= SET PROBLEM =
Check each line of the listing for the string "value", then state how many lines have it. Only the number is wanted.
==========
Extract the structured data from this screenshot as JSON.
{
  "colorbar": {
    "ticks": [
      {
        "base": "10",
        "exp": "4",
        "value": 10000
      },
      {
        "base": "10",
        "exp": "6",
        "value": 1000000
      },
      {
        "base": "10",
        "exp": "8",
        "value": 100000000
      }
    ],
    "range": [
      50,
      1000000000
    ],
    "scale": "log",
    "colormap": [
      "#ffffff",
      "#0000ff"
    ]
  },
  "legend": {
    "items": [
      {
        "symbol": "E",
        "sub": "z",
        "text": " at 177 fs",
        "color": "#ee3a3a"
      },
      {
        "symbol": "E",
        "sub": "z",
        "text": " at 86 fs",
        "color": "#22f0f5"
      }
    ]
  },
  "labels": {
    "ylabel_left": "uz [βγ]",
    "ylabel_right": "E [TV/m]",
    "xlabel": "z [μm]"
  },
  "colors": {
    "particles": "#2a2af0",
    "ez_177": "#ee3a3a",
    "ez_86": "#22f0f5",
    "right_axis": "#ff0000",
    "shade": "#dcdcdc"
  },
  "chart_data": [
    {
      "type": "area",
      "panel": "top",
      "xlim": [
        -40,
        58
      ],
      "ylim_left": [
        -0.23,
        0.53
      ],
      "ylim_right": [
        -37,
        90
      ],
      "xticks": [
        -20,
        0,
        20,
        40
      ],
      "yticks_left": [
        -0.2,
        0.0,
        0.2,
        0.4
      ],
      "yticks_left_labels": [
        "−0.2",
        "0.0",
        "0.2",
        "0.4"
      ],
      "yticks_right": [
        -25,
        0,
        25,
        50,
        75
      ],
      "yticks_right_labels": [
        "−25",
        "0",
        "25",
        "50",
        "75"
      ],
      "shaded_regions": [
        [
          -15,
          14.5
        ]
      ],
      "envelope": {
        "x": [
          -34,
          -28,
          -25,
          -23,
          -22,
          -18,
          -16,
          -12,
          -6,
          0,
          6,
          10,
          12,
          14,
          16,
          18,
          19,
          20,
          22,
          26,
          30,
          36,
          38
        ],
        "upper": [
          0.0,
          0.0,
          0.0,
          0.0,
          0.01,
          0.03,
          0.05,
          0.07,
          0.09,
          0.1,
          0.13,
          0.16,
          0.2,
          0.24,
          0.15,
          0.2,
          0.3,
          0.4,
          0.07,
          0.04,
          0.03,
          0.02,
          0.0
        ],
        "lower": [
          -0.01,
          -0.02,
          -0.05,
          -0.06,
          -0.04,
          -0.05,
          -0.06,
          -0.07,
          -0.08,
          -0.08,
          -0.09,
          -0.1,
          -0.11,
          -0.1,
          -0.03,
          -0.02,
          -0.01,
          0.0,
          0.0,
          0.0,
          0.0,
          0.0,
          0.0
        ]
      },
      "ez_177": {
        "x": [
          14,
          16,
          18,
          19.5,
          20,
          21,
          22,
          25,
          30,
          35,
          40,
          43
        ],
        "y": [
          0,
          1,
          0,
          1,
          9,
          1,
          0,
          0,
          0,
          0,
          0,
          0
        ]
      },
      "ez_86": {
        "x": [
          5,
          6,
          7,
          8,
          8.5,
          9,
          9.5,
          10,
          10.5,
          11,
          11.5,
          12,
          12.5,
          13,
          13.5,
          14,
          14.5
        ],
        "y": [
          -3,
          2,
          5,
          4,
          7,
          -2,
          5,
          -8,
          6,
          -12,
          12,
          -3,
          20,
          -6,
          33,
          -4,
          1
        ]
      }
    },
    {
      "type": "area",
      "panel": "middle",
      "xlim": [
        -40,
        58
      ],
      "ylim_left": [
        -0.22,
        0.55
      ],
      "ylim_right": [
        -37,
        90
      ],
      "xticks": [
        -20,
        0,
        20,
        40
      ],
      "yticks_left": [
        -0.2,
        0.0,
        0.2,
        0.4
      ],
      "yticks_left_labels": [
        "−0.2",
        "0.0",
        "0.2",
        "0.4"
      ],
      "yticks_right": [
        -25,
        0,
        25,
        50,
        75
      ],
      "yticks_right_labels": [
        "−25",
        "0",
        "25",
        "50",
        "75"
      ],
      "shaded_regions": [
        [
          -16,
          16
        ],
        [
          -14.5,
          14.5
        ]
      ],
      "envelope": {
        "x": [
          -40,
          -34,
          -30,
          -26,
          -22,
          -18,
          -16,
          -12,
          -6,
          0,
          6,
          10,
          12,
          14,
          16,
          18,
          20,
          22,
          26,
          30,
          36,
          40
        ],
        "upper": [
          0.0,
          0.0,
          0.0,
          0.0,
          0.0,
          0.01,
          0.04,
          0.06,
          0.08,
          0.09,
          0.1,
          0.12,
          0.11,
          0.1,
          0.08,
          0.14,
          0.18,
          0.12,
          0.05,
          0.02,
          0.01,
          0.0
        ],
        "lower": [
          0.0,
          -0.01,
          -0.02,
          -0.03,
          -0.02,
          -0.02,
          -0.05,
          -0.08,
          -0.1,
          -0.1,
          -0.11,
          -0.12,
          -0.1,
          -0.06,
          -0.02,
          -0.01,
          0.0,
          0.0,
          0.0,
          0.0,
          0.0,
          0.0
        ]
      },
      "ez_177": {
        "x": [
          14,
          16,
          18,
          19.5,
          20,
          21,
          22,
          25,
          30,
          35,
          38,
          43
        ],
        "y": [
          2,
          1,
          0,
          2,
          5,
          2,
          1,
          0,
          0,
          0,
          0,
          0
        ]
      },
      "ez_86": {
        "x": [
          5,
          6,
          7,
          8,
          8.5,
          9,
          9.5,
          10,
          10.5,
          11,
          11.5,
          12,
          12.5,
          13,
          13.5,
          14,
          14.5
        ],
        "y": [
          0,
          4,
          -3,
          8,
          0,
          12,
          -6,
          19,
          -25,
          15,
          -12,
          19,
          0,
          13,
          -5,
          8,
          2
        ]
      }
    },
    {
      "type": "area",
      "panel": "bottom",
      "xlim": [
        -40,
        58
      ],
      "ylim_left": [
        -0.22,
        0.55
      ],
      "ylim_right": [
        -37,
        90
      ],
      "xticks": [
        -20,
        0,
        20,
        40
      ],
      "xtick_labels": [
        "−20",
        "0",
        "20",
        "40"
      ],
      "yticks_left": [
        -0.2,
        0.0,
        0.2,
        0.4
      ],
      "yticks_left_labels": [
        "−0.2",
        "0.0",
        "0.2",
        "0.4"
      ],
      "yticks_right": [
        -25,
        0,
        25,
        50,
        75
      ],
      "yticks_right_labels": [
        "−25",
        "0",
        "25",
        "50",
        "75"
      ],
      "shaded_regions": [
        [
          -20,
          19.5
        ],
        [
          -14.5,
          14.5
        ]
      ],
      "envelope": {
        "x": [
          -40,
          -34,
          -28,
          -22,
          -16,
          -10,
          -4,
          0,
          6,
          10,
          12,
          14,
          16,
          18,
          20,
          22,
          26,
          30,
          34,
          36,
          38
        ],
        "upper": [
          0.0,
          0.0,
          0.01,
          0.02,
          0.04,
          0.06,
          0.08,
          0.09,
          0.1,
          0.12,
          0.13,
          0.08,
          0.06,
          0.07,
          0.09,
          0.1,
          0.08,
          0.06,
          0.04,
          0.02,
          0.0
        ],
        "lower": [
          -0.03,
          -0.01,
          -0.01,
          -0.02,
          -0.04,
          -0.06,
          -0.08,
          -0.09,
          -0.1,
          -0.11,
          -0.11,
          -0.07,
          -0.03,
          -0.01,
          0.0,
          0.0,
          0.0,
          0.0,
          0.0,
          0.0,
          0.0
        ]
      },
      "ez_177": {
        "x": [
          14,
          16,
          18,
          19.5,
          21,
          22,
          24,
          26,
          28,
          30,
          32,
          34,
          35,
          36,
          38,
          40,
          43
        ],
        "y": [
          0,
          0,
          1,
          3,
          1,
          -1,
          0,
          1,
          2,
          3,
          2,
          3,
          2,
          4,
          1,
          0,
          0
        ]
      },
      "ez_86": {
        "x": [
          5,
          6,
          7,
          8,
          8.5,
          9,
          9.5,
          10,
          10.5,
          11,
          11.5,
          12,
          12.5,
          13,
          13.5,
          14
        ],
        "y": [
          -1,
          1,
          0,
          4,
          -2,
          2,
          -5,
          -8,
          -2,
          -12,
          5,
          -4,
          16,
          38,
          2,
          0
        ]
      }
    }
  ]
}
==========
= WRITTEN RESPONSE =
3